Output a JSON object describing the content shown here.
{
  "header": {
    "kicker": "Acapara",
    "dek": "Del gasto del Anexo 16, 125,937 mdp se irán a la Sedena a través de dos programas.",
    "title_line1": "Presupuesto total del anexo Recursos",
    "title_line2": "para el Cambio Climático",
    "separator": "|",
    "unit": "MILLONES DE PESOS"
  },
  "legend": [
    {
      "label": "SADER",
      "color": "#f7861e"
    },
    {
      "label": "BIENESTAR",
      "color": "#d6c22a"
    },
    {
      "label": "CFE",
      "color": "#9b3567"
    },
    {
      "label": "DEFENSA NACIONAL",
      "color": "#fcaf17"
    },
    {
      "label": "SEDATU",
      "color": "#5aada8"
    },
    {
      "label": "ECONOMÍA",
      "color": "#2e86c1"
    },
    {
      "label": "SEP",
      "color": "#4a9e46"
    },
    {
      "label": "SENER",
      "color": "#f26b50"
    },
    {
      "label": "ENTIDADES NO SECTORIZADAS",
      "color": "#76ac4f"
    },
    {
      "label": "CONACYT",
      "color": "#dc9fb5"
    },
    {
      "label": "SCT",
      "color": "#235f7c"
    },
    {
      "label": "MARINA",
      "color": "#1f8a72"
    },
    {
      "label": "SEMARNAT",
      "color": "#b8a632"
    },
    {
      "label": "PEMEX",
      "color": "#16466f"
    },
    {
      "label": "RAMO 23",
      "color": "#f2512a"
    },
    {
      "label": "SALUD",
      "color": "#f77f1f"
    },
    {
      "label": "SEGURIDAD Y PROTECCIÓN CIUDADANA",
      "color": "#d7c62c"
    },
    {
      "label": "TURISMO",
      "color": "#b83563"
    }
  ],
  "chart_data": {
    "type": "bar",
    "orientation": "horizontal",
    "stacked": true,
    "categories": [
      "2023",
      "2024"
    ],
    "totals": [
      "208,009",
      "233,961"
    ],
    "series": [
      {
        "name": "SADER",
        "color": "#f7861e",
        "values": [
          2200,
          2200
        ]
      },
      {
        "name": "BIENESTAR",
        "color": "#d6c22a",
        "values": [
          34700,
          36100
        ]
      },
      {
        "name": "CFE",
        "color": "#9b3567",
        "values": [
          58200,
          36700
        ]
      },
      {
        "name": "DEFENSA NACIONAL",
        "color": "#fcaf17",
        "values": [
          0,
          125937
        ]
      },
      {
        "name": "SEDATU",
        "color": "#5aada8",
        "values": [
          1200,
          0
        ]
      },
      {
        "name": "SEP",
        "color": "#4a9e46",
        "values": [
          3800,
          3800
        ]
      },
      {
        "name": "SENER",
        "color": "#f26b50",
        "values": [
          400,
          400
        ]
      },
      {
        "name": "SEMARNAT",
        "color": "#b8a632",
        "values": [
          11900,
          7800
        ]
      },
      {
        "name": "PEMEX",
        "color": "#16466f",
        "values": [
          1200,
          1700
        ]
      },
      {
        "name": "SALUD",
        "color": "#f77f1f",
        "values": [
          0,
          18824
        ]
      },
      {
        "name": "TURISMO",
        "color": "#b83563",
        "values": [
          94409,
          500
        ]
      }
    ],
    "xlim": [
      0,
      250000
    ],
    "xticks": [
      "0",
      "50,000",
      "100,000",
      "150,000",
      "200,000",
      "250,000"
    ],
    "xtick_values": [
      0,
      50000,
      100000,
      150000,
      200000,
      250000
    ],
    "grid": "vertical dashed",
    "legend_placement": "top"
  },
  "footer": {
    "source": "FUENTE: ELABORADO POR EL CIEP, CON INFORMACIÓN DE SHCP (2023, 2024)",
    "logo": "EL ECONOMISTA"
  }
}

══════

**PROBLEM DESCRIPTION:** Without omitting anything, output the entries exactly.

**WORKED ANSWER:**
Output a JSON object describing the content shown here.
{
  "header": {
    "kicker": "Acapara",
    "dek": "Del gasto del Anexo 16, 125,937 mdp se irán a la Sedena a través de dos programas.",
    "title_line1": "Presupuesto total del anexo Recursos",
    "title_line2": "para el Cambio Climático",
    "separator": "|",
    "unit": "MILLONES DE PESOS"
  },
  "legend": [
    {
      "label": "SADER",
      "color": "#f7861e"
    },
    {
      "label": "BIENESTAR",
      "color": "#d6c22a"
    },
    {
      "label": "CFE",
      "color": "#9b3567"
    },
    {
      "label": "DEFENSA NACIONAL",
      "color": "#fcaf17"
    },
    {
      "label": "SEDATU",
      "color": "#5aada8"
    },
    {
      "label": "ECONOMÍA",
      "color": "#2e86c1"
    },
    {
      "label": "SEP",
      "color": "#4a9e46"
    },
    {
      "label": "SENER",
      "color": "#f26b50"
    },
    {
      "label": "ENTIDADES NO SECTORIZADAS",
      "color": "#76ac4f"
    },
    {
      "label": "CONACYT",
      "color": "#dc9fb5"
    },
    {
      "label": "SCT",
      "color": "#235f7c"
    },
    {
      "label": "MARINA",
      "color": "#1f8a72"
    },
    {
      "label": "SEMARNAT",
      "color": "#b8a632"
    },
    {
      "label": "PEMEX",
      "color": "#16466f"
    },
    {
      "label": "RAMO 23",
      "color": "#f2512a"
    },
    {
      "label": "SALUD",
      "color": "#f77f1f"
    },
    {
      "label": "SEGURIDAD Y PROTECCIÓN CIUDADANA",
      "color": "#d7c62c"
    },
    {
      "label": "TURISMO",
      "color": "#b83563"
    }
  ],
  "chart_data": {
    "type": "bar",
    "orientation": "horizontal",
    "stacked": true,
    "categories": [
      "2023",
      "2024"
    ],
    "totals": [
      "208,009",
      "233,961"
    ],
    "series": [
      {
        "name": "SADER",
        "color": "#f7861e",
        "values": [
          2200,
          2200
        ]
      },
      {
        "name": "BIENESTAR",
        "color": "#d6c22a",
        "values": [
          34700,
          36100
        ]
      },
      {
        "name": "CFE",
        "color": "#9b3567",
        "values": [
          58200,
          36700
        ]
      },
      {
        "name": "DEFENSA NACIONAL",
        "color": "#fcaf17",
        "values": [
          0,
          125937
        ]
      },
      {
        "name": "SEDATU",
        "color": "#5aada8",
        "values": [
          1200,
          0
        ]
      },
      {
        "name": "SEP",
        "color": "#4a9e46",
        "values": [
          3800,
          3800
        ]
      },
      {
        "name": "SENER",
        "color": "#f26b50",
        "values": [
          400,
          400
        ]
      },
      {
        "name": "SEMARNAT",
        "color": "#b8a632",
        "values": [
          11900,
          7800
        ]
      },
      {
        "name": "PEMEX",
        "color": "#16466f",
        "values": [
          1200,
          1700
        ]
      },
      {
        "name": "SALUD",
        "color": "#f77f1f",
        "values": [
          0,
          18824
        ]
      },
      {
        "name": "TURISMO",
        "color": "#b83563",
        "values": [
          94409,
          500
        ]
      }
    ],
    "xlim": [
      0,
      250000
    ],
    "xticks": [
      "0",
      "50,000",
      "100,000",
      "150,000",
      "200,000",
      "250,000"
    ],
    "xtick_values": [
      0,
      50000,
      100000,
      150000,
      200000,
      250000
    ],
    "grid": "vertical dashed",
    "legend_placement": "top"
  },
  "footer": {
    "source": "FUENTE: ELABORADO POR EL CIEP, CON INFORMACIÓN DE SHCP (2023, 2024)",
    "logo": "EL ECONOMISTA"
  }
}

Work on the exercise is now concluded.